RAW RECORDS:
↓

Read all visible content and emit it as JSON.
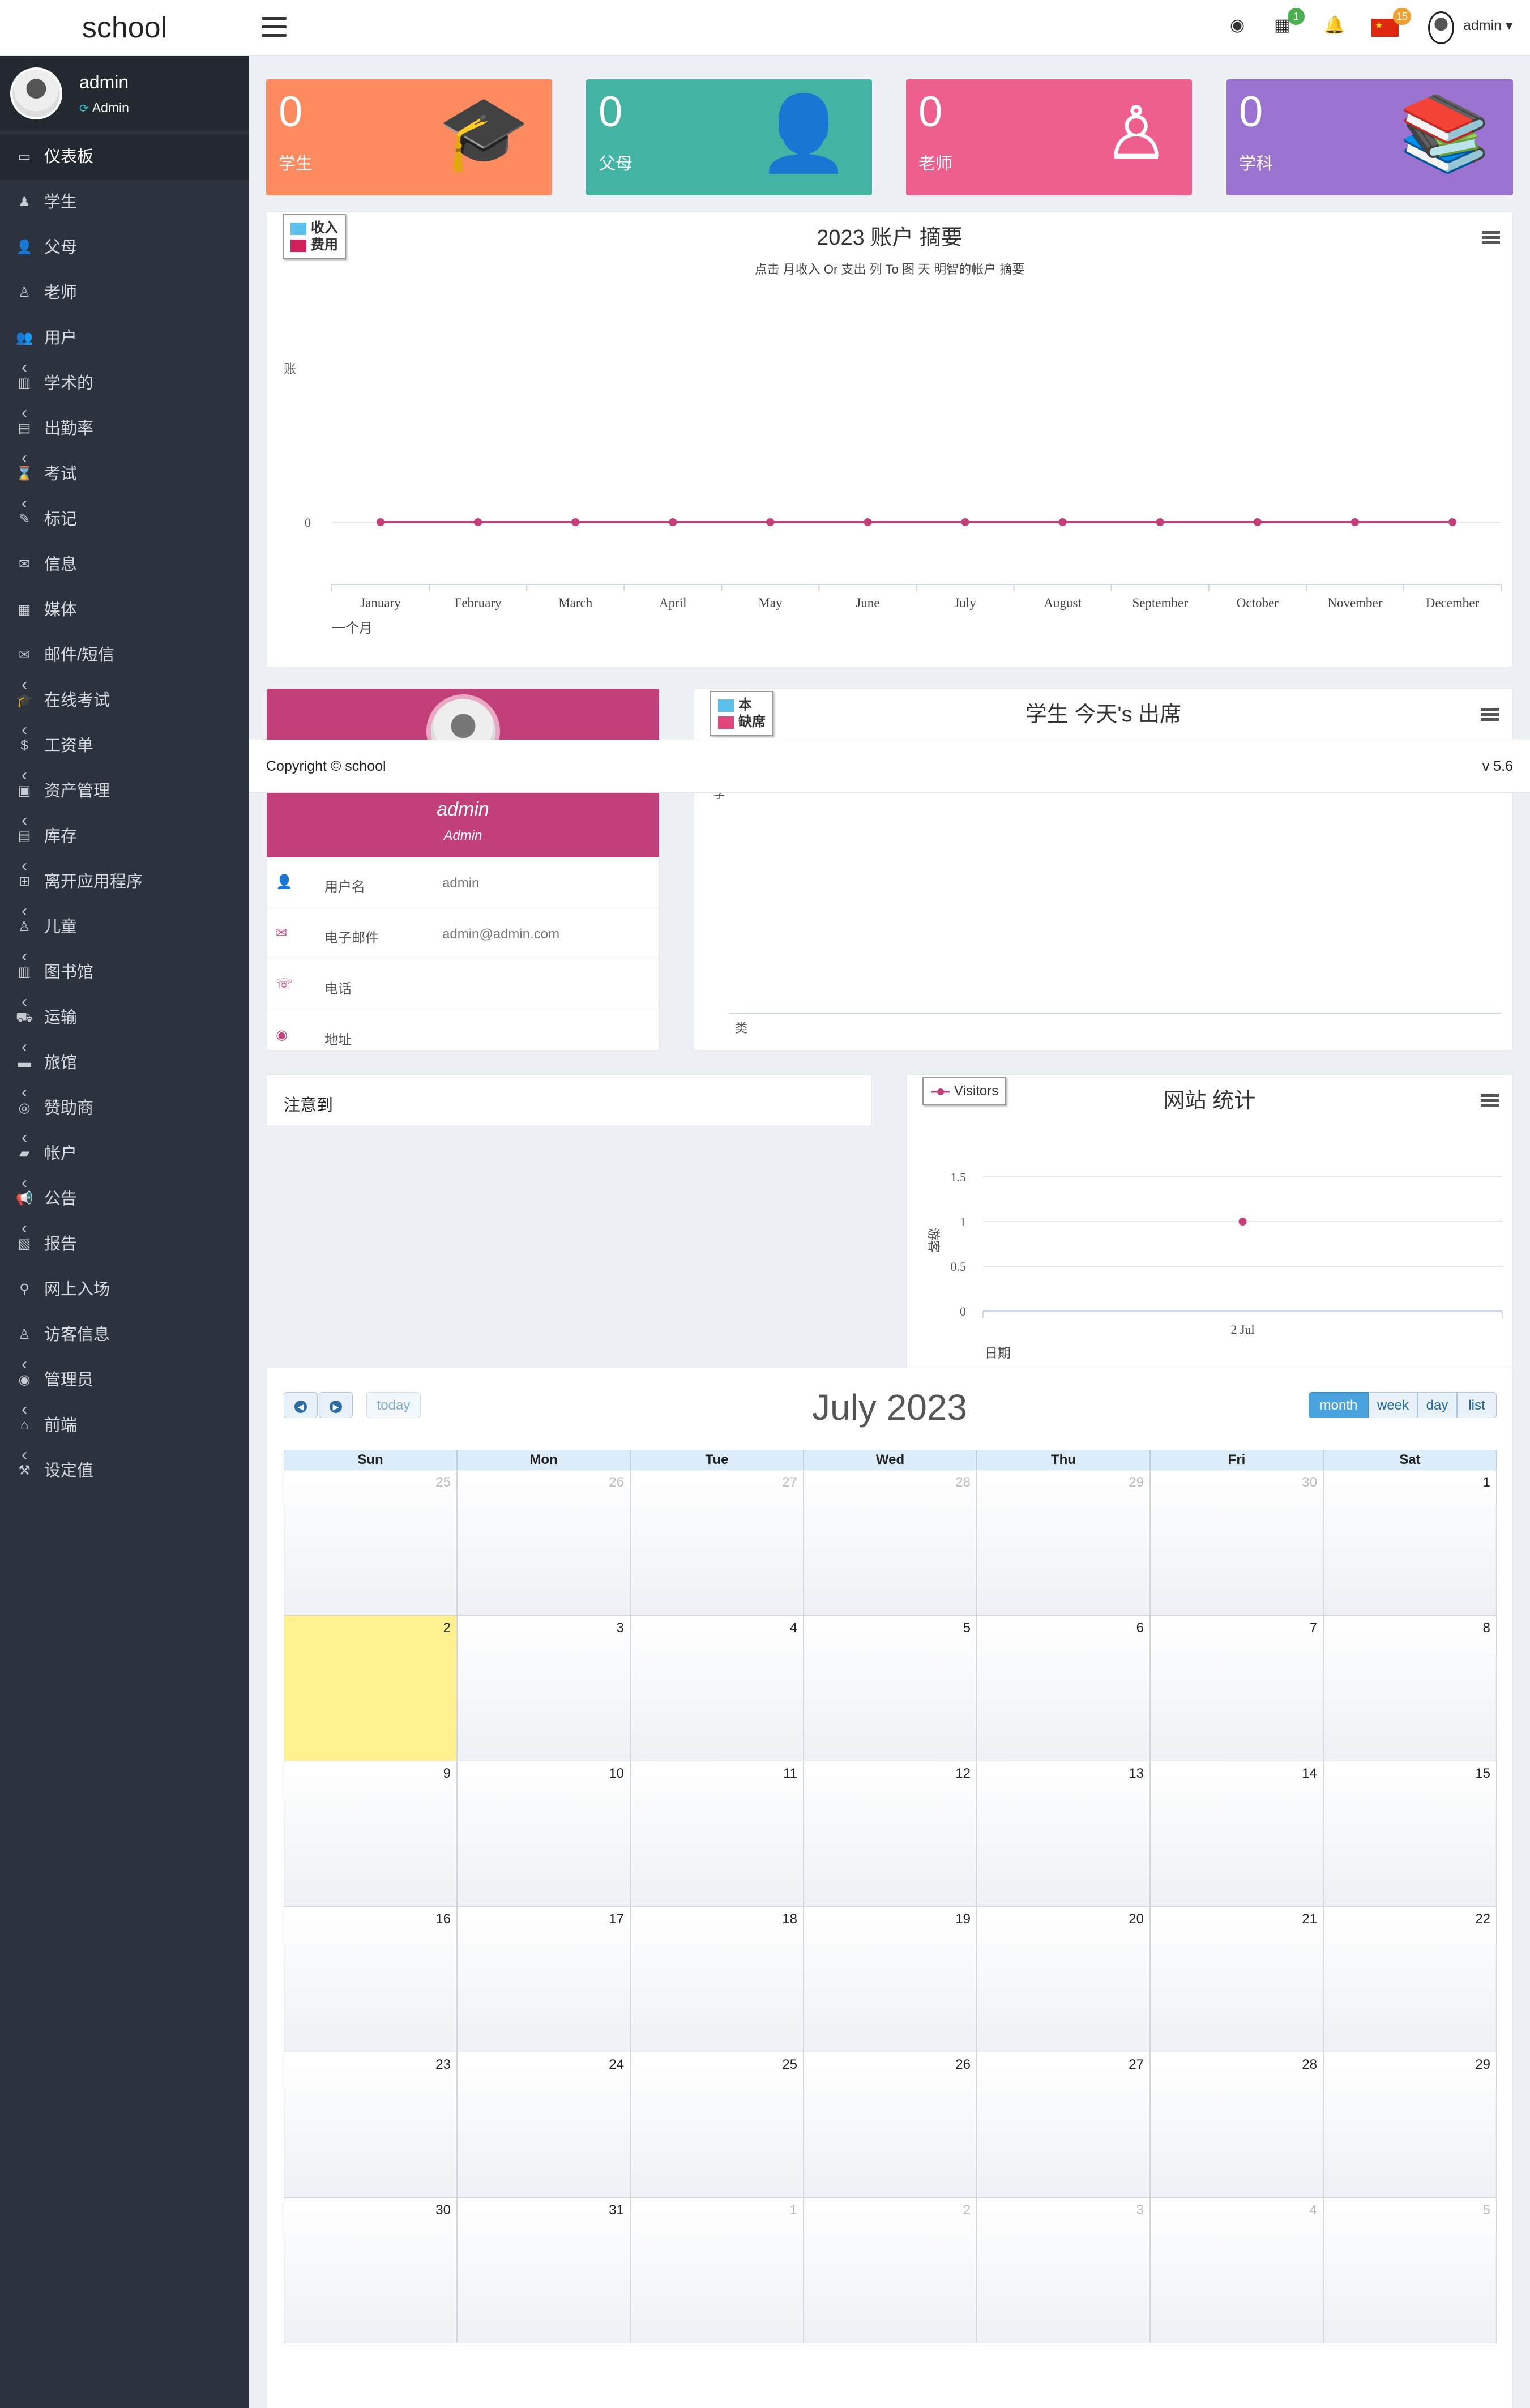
{
  "header": {
    "app_name": "school",
    "calendar_badge": "1",
    "language_badge": "15",
    "user_name": "admin"
  },
  "sidebar": {
    "user_name": "admin",
    "user_role": "Admin",
    "items": [
      {
        "label": "仪表板",
        "icon": "laptop-icon",
        "glyph": "▭",
        "active": true,
        "submenu": false
      },
      {
        "label": "学生",
        "icon": "student-icon",
        "glyph": "♟",
        "submenu": false
      },
      {
        "label": "父母",
        "icon": "parent-icon",
        "glyph": "👤",
        "submenu": false
      },
      {
        "label": "老师",
        "icon": "teacher-icon",
        "glyph": "♙",
        "submenu": false
      },
      {
        "label": "用户",
        "icon": "users-icon",
        "glyph": "👥",
        "submenu": false
      },
      {
        "label": "学术的",
        "icon": "academic-icon",
        "glyph": "▥",
        "submenu": true
      },
      {
        "label": "出勤率",
        "icon": "clipboard-icon",
        "glyph": "▤",
        "submenu": true
      },
      {
        "label": "考试",
        "icon": "hourglass-icon",
        "glyph": "⌛",
        "submenu": true
      },
      {
        "label": "标记",
        "icon": "edit-icon",
        "glyph": "✎",
        "submenu": true
      },
      {
        "label": "信息",
        "icon": "envelope-icon",
        "glyph": "✉",
        "submenu": false
      },
      {
        "label": "媒体",
        "icon": "film-icon",
        "glyph": "▦",
        "submenu": false
      },
      {
        "label": "邮件/短信",
        "icon": "inbox-icon",
        "glyph": "✉",
        "submenu": false
      },
      {
        "label": "在线考试",
        "icon": "graduation-cap-icon",
        "glyph": "🎓",
        "submenu": true
      },
      {
        "label": "工资单",
        "icon": "dollar-icon",
        "glyph": "$",
        "submenu": true
      },
      {
        "label": "资产管理",
        "icon": "archive-icon",
        "glyph": "▣",
        "submenu": true
      },
      {
        "label": "库存",
        "icon": "stock-icon",
        "glyph": "▤",
        "submenu": true
      },
      {
        "label": "离开应用程序",
        "icon": "leave-icon",
        "glyph": "⊞",
        "submenu": true
      },
      {
        "label": "儿童",
        "icon": "child-icon",
        "glyph": "♙",
        "submenu": true
      },
      {
        "label": "图书馆",
        "icon": "library-icon",
        "glyph": "▥",
        "submenu": true
      },
      {
        "label": "运输",
        "icon": "bus-icon",
        "glyph": "⛟",
        "submenu": true
      },
      {
        "label": "旅馆",
        "icon": "bed-icon",
        "glyph": "▬",
        "submenu": true
      },
      {
        "label": "赞助商",
        "icon": "sponsor-icon",
        "glyph": "◎",
        "submenu": true
      },
      {
        "label": "帐户",
        "icon": "money-icon",
        "glyph": "▰",
        "submenu": true
      },
      {
        "label": "公告",
        "icon": "bullhorn-icon",
        "glyph": "📢",
        "submenu": true
      },
      {
        "label": "报告",
        "icon": "report-icon",
        "glyph": "▧",
        "submenu": true
      },
      {
        "label": "网上入场",
        "icon": "sitemap-icon",
        "glyph": "⚲",
        "submenu": false
      },
      {
        "label": "访客信息",
        "icon": "visitor-icon",
        "glyph": "♙",
        "submenu": false
      },
      {
        "label": "管理员",
        "icon": "admin-icon",
        "glyph": "◉",
        "submenu": true
      },
      {
        "label": "前端",
        "icon": "home-icon",
        "glyph": "⌂",
        "submenu": true
      },
      {
        "label": "设定值",
        "icon": "gavel-icon",
        "glyph": "⚒",
        "submenu": true
      }
    ]
  },
  "stats": [
    {
      "value": "0",
      "label": "学生",
      "icon": "graduate-icon",
      "color": "#fe8a5f"
    },
    {
      "value": "0",
      "label": "父母",
      "icon": "user-icon",
      "color": "#43b3a4"
    },
    {
      "value": "0",
      "label": "老师",
      "icon": "teacher-laptop-icon",
      "color": "#ef5f8e"
    },
    {
      "value": "0",
      "label": "学科",
      "icon": "books-icon",
      "color": "#9b72cf"
    }
  ],
  "account_chart": {
    "title": "2023 账户 摘要",
    "subtitle": "点击 月收入 Or 支出 列 To 图 天 明智的帐户 摘要",
    "ylabel": "账",
    "xlabel": "一个月",
    "legend": [
      {
        "name": "收入",
        "color": "#5bc0eb"
      },
      {
        "name": "费用",
        "color": "#d0215c"
      }
    ],
    "chart_data": {
      "type": "line",
      "categories": [
        "January",
        "February",
        "March",
        "April",
        "May",
        "June",
        "July",
        "August",
        "September",
        "October",
        "November",
        "December"
      ],
      "series": [
        {
          "name": "收入",
          "values": [
            0,
            0,
            0,
            0,
            0,
            0,
            0,
            0,
            0,
            0,
            0,
            0
          ]
        },
        {
          "name": "费用",
          "values": [
            0,
            0,
            0,
            0,
            0,
            0,
            0,
            0,
            0,
            0,
            0,
            0
          ]
        }
      ],
      "y_tick": "0",
      "line_color": "#c2407a"
    }
  },
  "profile": {
    "name": "admin",
    "role": "Admin",
    "rows": [
      {
        "key": "用户名",
        "value": "admin",
        "icon": "user-icon"
      },
      {
        "key": "电子邮件",
        "value": "admin@admin.com",
        "icon": "envelope-icon"
      },
      {
        "key": "电话",
        "value": "",
        "icon": "phone-icon"
      },
      {
        "key": "地址",
        "value": "",
        "icon": "globe-icon"
      }
    ]
  },
  "attendance_chart": {
    "title": "学生 今天's 出席",
    "legend": [
      {
        "name": "本",
        "color": "#5bc0eb"
      },
      {
        "name": "缺席",
        "color": "#e0477a"
      }
    ],
    "xlabel": "类",
    "y_tick": "学"
  },
  "notice": {
    "title": "注意到"
  },
  "visitor_chart": {
    "title": "网站 统计",
    "legend": "Visitors",
    "ylabel": "游客",
    "xlabel": "日期",
    "chart_data": {
      "type": "line",
      "x": [
        "2 Jul"
      ],
      "series": [
        {
          "name": "Visitors",
          "values": [
            1
          ]
        }
      ],
      "ylim": [
        0,
        1.5
      ],
      "y_ticks": [
        "0",
        "0.5",
        "1",
        "1.5"
      ],
      "color": "#c2407a"
    }
  },
  "footer": {
    "copyright": "Copyright © school",
    "version": "v 5.6"
  },
  "calendar": {
    "title": "July 2023",
    "today_label": "today",
    "views": [
      "month",
      "week",
      "day",
      "list"
    ],
    "active_view": "month",
    "weekdays": [
      "Sun",
      "Mon",
      "Tue",
      "Wed",
      "Thu",
      "Fri",
      "Sat"
    ],
    "weeks": [
      [
        "25",
        "26",
        "27",
        "28",
        "29",
        "30",
        "1"
      ],
      [
        "2",
        "3",
        "4",
        "5",
        "6",
        "7",
        "8"
      ],
      [
        "9",
        "10",
        "11",
        "12",
        "13",
        "14",
        "15"
      ],
      [
        "16",
        "17",
        "18",
        "19",
        "20",
        "21",
        "22"
      ],
      [
        "23",
        "24",
        "25",
        "26",
        "27",
        "28",
        "29"
      ],
      [
        "30",
        "31",
        "1",
        "2",
        "3",
        "4",
        "5"
      ]
    ],
    "today": "2"
  }
}
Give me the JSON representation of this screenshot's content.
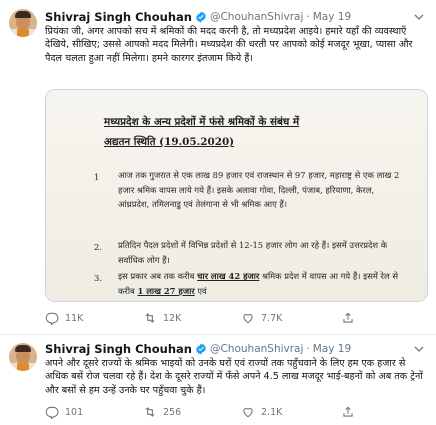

↑

WHAT TO PRODUCE: Search the material above for "content". Pull out each line where it shows up.

EXERCISE RESPONSE:
Read all visible content and emit it as JSON.
Give me the JSON representation of this screenshot's content.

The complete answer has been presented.